### Input rows
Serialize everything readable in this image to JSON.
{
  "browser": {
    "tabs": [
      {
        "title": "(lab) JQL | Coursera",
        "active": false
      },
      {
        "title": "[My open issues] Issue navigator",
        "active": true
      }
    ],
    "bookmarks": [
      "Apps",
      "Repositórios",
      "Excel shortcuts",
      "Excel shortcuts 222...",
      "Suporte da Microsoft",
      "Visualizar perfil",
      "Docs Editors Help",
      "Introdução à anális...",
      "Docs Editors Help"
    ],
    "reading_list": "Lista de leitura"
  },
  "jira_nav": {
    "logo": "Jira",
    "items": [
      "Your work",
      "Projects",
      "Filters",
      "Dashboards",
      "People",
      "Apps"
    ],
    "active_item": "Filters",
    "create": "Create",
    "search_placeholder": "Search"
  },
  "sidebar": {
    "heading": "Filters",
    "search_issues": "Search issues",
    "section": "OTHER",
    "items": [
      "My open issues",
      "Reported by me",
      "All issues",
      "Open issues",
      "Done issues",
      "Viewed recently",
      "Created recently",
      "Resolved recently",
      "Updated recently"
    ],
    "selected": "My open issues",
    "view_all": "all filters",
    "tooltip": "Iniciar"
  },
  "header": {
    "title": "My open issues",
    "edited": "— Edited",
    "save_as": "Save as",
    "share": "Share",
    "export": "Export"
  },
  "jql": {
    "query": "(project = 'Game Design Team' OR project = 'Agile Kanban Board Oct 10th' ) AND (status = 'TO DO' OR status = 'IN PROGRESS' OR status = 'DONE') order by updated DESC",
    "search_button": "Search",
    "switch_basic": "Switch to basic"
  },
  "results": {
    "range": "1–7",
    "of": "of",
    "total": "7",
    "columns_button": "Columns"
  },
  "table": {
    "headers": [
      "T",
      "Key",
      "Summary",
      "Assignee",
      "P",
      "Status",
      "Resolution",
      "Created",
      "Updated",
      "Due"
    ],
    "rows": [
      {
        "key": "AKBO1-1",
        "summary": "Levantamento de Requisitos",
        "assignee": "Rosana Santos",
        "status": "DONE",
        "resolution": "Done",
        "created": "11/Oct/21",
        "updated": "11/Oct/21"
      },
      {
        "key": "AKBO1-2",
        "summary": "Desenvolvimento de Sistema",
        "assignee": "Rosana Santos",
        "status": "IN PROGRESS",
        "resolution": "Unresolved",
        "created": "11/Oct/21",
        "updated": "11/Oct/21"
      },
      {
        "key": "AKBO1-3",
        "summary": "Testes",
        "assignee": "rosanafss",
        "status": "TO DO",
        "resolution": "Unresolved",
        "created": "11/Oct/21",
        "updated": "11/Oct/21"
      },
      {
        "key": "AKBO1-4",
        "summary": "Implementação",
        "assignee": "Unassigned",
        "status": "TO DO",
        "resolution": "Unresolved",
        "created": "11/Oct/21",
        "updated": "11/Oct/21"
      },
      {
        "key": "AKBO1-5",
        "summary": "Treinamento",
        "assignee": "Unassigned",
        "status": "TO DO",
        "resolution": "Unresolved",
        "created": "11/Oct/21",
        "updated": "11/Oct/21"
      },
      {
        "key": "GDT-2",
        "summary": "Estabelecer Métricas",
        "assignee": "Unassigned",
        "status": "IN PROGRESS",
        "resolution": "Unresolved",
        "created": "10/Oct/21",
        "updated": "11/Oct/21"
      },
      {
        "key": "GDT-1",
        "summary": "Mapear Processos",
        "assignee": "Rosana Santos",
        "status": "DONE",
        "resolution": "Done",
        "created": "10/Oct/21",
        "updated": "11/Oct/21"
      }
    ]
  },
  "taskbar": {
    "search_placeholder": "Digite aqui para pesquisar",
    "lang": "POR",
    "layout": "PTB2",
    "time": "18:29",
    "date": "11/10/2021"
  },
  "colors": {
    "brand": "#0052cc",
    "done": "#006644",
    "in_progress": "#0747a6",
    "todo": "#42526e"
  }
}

### Directions
Make an exact copy of the material above.

### Exercise answer
Serialize everything readable in this image to JSON.
{
  "browser": {
    "tabs": [
      {
        "title": "(lab) JQL | Coursera",
        "active": false
      },
      {
        "title": "[My open issues] Issue navigator",
        "active": true
      }
    ],
    "bookmarks": [
      "Apps",
      "Repositórios",
      "Excel shortcuts",
      "Excel shortcuts 222...",
      "Suporte da Microsoft",
      "Visualizar perfil",
      "Docs Editors Help",
      "Introdução à anális...",
      "Docs Editors Help"
    ],
    "reading_list": "Lista de leitura"
  },
  "jira_nav": {
    "logo": "Jira",
    "items": [
      "Your work",
      "Projects",
      "Filters",
      "Dashboards",
      "People",
      "Apps"
    ],
    "active_item": "Filters",
    "create": "Create",
    "search_placeholder": "Search"
  },
  "sidebar": {
    "heading": "Filters",
    "search_issues": "Search issues",
    "section": "OTHER",
    "items": [
      "My open issues",
      "Reported by me",
      "All issues",
      "Open issues",
      "Done issues",
      "Viewed recently",
      "Created recently",
      "Resolved recently",
      "Updated recently"
    ],
    "selected": "My open issues",
    "view_all": "all filters",
    "tooltip": "Iniciar"
  },
  "header": {
    "title": "My open issues",
    "edited": "— Edited",
    "save_as": "Save as",
    "share": "Share",
    "export": "Export"
  },
  "jql": {
    "query": "(project = 'Game Design Team' OR project = 'Agile Kanban Board Oct 10th' ) AND (status = 'TO DO' OR status = 'IN PROGRESS' OR status = 'DONE') order by updated DESC",
    "search_button": "Search",
    "switch_basic": "Switch to basic"
  },
  "results": {
    "range": "1–7",
    "of": "of",
    "total": "7",
    "columns_button": "Columns"
  },
  "table": {
    "headers": [
      "T",
      "Key",
      "Summary",
      "Assignee",
      "P",
      "Status",
      "Resolution",
      "Created",
      "Updated",
      "Due"
    ],
    "rows": [
      {
        "key": "AKBO1-1",
        "summary": "Levantamento de Requisitos",
        "assignee": "Rosana Santos",
        "status": "DONE",
        "resolution": "Done",
        "created": "11/Oct/21",
        "updated": "11/Oct/21"
      },
      {
        "key": "AKBO1-2",
        "summary": "Desenvolvimento de Sistema",
        "assignee": "Rosana Santos",
        "status": "IN PROGRESS",
        "resolution": "Unresolved",
        "created": "11/Oct/21",
        "updated": "11/Oct/21"
      },
      {
        "key": "AKBO1-3",
        "summary": "Testes",
        "assignee": "rosanafss",
        "status": "TO DO",
        "resolution": "Unresolved",
        "created": "11/Oct/21",
        "updated": "11/Oct/21"
      },
      {
        "key": "AKBO1-4",
        "summary": "Implementação",
        "assignee": "Unassigned",
        "status": "TO DO",
        "resolution": "Unresolved",
        "created": "11/Oct/21",
        "updated": "11/Oct/21"
      },
      {
        "key": "AKBO1-5",
        "summary": "Treinamento",
        "assignee": "Unassigned",
        "status": "TO DO",
        "resolution": "Unresolved",
        "created": "11/Oct/21",
        "updated": "11/Oct/21"
      },
      {
        "key": "GDT-2",
        "summary": "Estabelecer Métricas",
        "assignee": "Unassigned",
        "status": "IN PROGRESS",
        "resolution": "Unresolved",
        "created": "10/Oct/21",
        "updated": "11/Oct/21"
      },
      {
        "key": "GDT-1",
        "summary": "Mapear Processos",
        "assignee": "Rosana Santos",
        "status": "DONE",
        "resolution": "Done",
        "created": "10/Oct/21",
        "updated": "11/Oct/21"
      }
    ]
  },
  "taskbar": {
    "search_placeholder": "Digite aqui para pesquisar",
    "lang": "POR",
    "layout": "PTB2",
    "time": "18:29",
    "date": "11/10/2021"
  },
  "colors": {
    "brand": "#0052cc",
    "done": "#006644",
    "in_progress": "#0747a6",
    "todo": "#42526e"
  }
}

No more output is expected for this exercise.